• [Testo di lettura]:
__________________________________________________

Autore: Rolando Dubini

Categoria: Preposti

06/07/2012

L’individuazione del preposto in riferimento al D.Lgs. 81/2008 e alla giurisprudenza. Di Rolando Dubini.

 
1. Profili generali
In via preliminare è necessaria una lettura attenta e rigorosa del dato normativo per poter individuare in modo chiaro in che modo il legislatore caratterizzi la figura del preposto come portatore di una posizione di garanzia prevenzionistica originaria, autonoma, indipendente da delega e incarico specifico di sicurezza e igiene sul lavoro, e fondamentale, in quanto incarnante la funzione essenziale del controllo.
 
D.Lgs. 9 aprile 2008 n. 81 - Art. 2.Definizioni
 “1. Ai fini ed agli effetti delle disposizioni di cui al presente decreto legislativo si intende per
e) «preposto»: persona che, in ragione delle competenze professionali e nei limiti di poteri gerarchici e funzionali adeguati alla natura dell'incarico conferitogli, sovrintende alla attività lavorativa e garantisce l'attuazione delle direttive ricevute, controllandone la corretta esecuzione da parte dei lavoratori ed esercitando un funzionale potere di iniziativa;”.

__________________________________________________

• [Materiale]:
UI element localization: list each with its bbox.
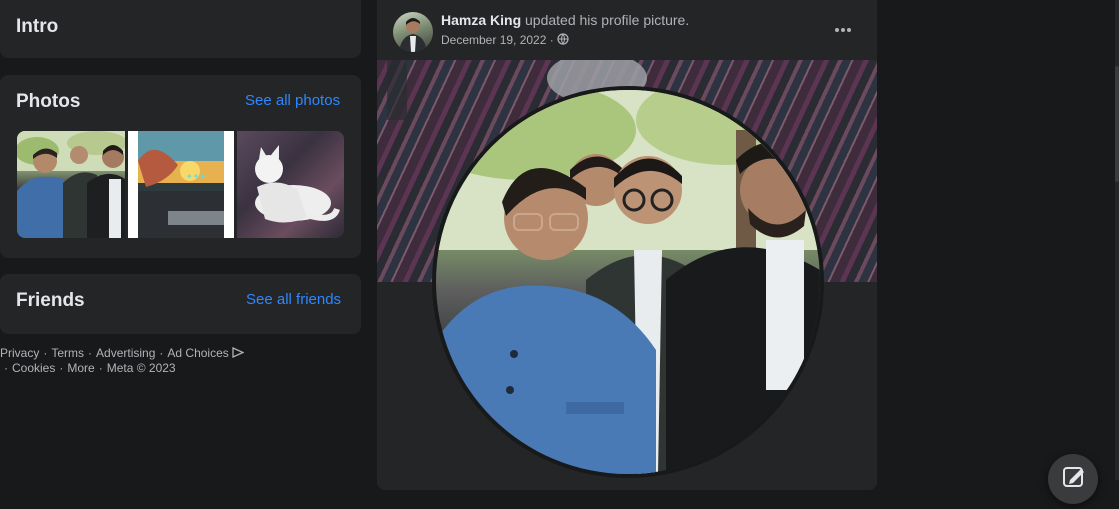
new-message-button[interactable]: [1048, 454, 1098, 504]
photo-group-image: [17, 131, 125, 238]
photo-cat-image: [255, 145, 340, 223]
post-header: Hamza King updated his profile picture.: [441, 12, 689, 28]
footer-link-more[interactable]: More: [67, 361, 94, 375]
friends-title: Friends: [16, 290, 85, 311]
see-all-friends-link[interactable]: See all friends: [246, 291, 341, 308]
footer-separator: ·: [159, 346, 164, 360]
photo-sunset-image: ✦✦✦: [138, 131, 224, 238]
footer-link-cookies[interactable]: Cookies: [12, 361, 55, 375]
footer-link-terms[interactable]: Terms: [51, 346, 84, 360]
globe-icon[interactable]: [557, 33, 569, 45]
post-action-text: updated his profile picture.: [525, 12, 690, 28]
photos-card: Photos See all photos ✦✦✦: [0, 75, 361, 258]
footer-separator: ·: [59, 361, 64, 375]
footer-link-privacy[interactable]: Privacy: [0, 346, 39, 360]
footer-link-ad-choices[interactable]: Ad Choices: [167, 346, 245, 360]
more-horizontal-icon: [847, 28, 851, 32]
ad-choices-label: Ad Choices: [167, 346, 229, 360]
post-author-name[interactable]: Hamza King: [441, 12, 521, 28]
footer-link-advertising[interactable]: Advertising: [96, 346, 155, 360]
footer-links: Privacy · Terms · Advertising · Ad Choices · Co…: [0, 346, 365, 376]
date-separator: ·: [549, 33, 554, 47]
more-horizontal-icon: [841, 28, 845, 32]
see-all-photos-link[interactable]: See all photos: [245, 92, 340, 109]
photos-grid: ✦✦✦: [17, 131, 344, 238]
intro-title: Intro: [16, 16, 59, 37]
profile-picture-post: Hamza King updated his profile picture. …: [377, 0, 877, 490]
post-more-options-button[interactable]: [827, 18, 859, 42]
post-meta: December 19, 2022 ·: [441, 33, 569, 47]
svg-text:✦✦✦: ✦✦✦: [186, 172, 206, 181]
post-date[interactable]: December 19, 2022: [441, 33, 546, 47]
compose-edit-icon: [1063, 467, 1084, 487]
photo-thumbnail-group[interactable]: [17, 131, 125, 238]
more-horizontal-icon: [835, 28, 839, 32]
footer-separator: ·: [98, 361, 103, 375]
ad-choices-icon: [232, 346, 245, 359]
photo-thumbnail-sunset[interactable]: ✦✦✦: [128, 131, 234, 238]
friends-card: Friends See all friends: [0, 274, 361, 334]
photos-title: Photos: [16, 91, 81, 112]
avatar-image: [399, 18, 427, 52]
profile-picture[interactable]: [436, 90, 820, 474]
footer-separator: ·: [4, 361, 8, 375]
footer-separator: ·: [43, 346, 48, 360]
author-avatar[interactable]: [393, 12, 433, 52]
intro-card: Intro: [0, 0, 361, 58]
profile-picture-image: [436, 90, 820, 474]
footer-separator: ·: [88, 346, 93, 360]
page-scrollbar-thumb[interactable]: [1115, 66, 1119, 182]
photo-thumbnail-cat[interactable]: [237, 131, 344, 238]
footer-copyright: Meta © 2023: [106, 361, 176, 375]
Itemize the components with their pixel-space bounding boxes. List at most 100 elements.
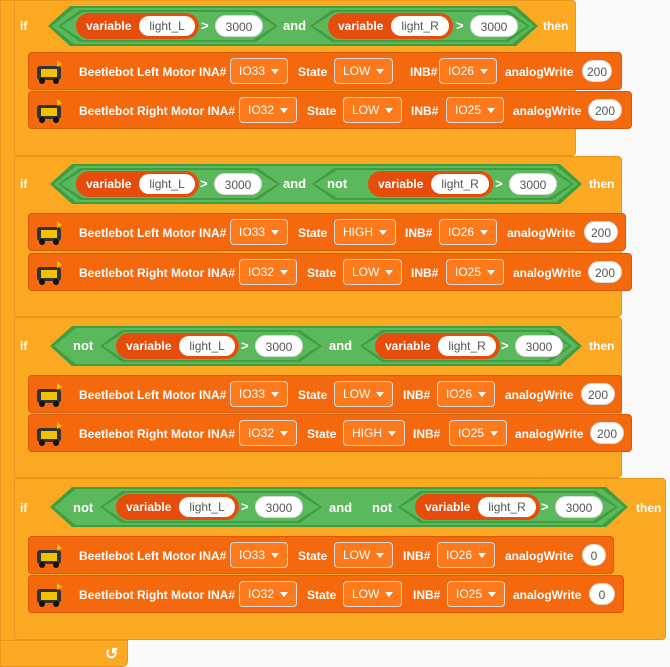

__________________________________________________

• [Consegna]:
Rispondi alle domande sul testo sul preposto.
1. In quale categoria è classificato il testo?
2. In quale data è stato emanato il D.Lgs. n. 81?
3. Secondo la definizione alla lettera e), l'attuazione di che cosa garantisce il preposto?

• [Soluzione]:
1. Preposti.
2. Il 9 aprile 2008.
3. Delle direttive ricevute.